# Problem to work on:
The listing below is the input. Say how many of its lines contain "Earth", giving the number alone.

# Provided data:
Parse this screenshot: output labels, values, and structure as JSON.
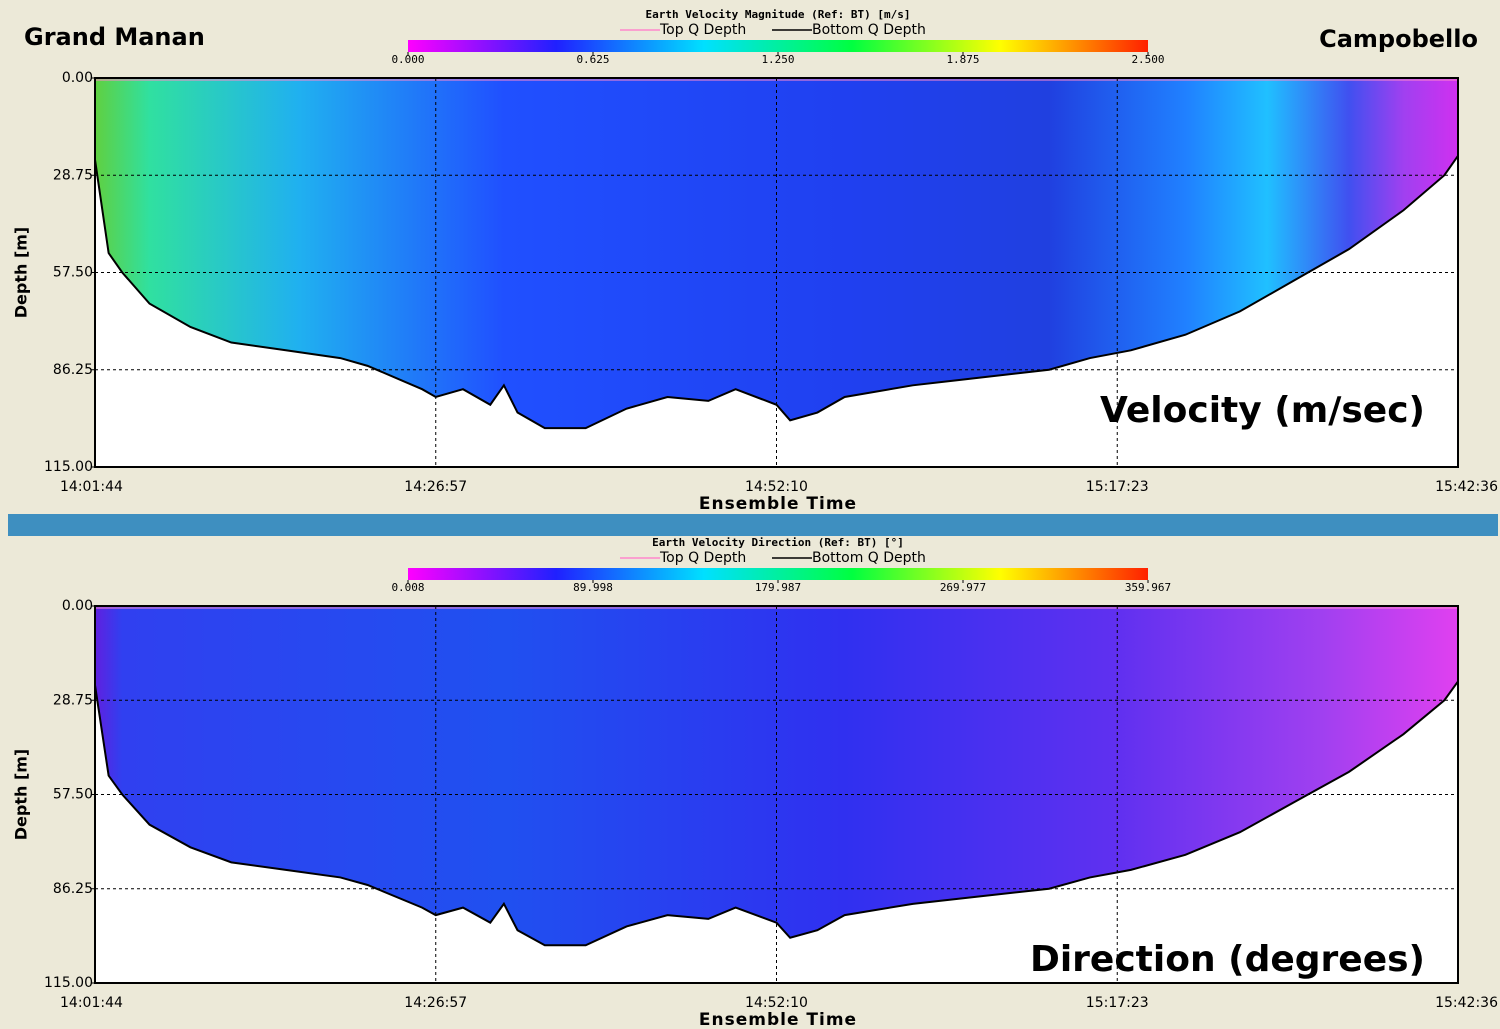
{
  "header": {
    "left": "Grand Manan",
    "right": "Campobello"
  },
  "chart_data": [
    {
      "type": "heatmap",
      "title": "Earth Velocity Magnitude (Ref: BT) [m/s]",
      "annotation": "Velocity (m/sec)",
      "x_label": "Ensemble Time",
      "y_label": "Depth [m]",
      "xticks": [
        "14:01:44",
        "14:26:57",
        "14:52:10",
        "15:17:23",
        "15:42:36"
      ],
      "ylim": [
        0,
        115
      ],
      "yticks": [
        {
          "value": 0,
          "label": "0.00"
        },
        28.75,
        {
          "value": 57.5,
          "label": "57.50"
        },
        86.25,
        {
          "value": 115,
          "label": "115.00"
        }
      ],
      "y_inverted": true,
      "grid": true,
      "series": [
        {
          "name": "Top Q Depth",
          "color": "#ff88cc"
        },
        {
          "name": "Bottom Q Depth",
          "color": "#000000"
        }
      ],
      "colorbar": {
        "lim": [
          0,
          2.5
        ],
        "ticks": [
          {
            "value": 0,
            "label": "0.000"
          },
          0.625,
          {
            "value": 1.25,
            "label": "1.250"
          },
          1.875,
          {
            "value": 2.5,
            "label": "2.500"
          }
        ],
        "colors": [
          "#ff00ff",
          "#2020ff",
          "#00e0ff",
          "#00ff40",
          "#ffff00",
          "#ff2000"
        ]
      }
    },
    {
      "type": "heatmap",
      "title": "Earth Velocity Direction (Ref: BT) [°]",
      "annotation": "Direction (degrees)",
      "x_label": "Ensemble Time",
      "y_label": "Depth [m]",
      "xticks": [
        "14:01:44",
        "14:26:57",
        "14:52:10",
        "15:17:23",
        "15:42:36"
      ],
      "ylim": [
        0,
        115
      ],
      "yticks": [
        {
          "value": 0,
          "label": "0.00"
        },
        28.75,
        {
          "value": 57.5,
          "label": "57.50"
        },
        86.25,
        {
          "value": 115,
          "label": "115.00"
        }
      ],
      "y_inverted": true,
      "grid": true,
      "series": [
        {
          "name": "Top Q Depth",
          "color": "#ff88cc"
        },
        {
          "name": "Bottom Q Depth",
          "color": "#000000"
        }
      ],
      "colorbar": {
        "lim": [
          0.008,
          359.967
        ],
        "ticks": [
          0.008,
          89.998,
          179.987,
          269.977,
          359.967
        ],
        "colors": [
          "#ff00ff",
          "#2020ff",
          "#00e0ff",
          "#00ff40",
          "#ffff00",
          "#ff2000"
        ]
      }
    }
  ]
}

# Solution:
2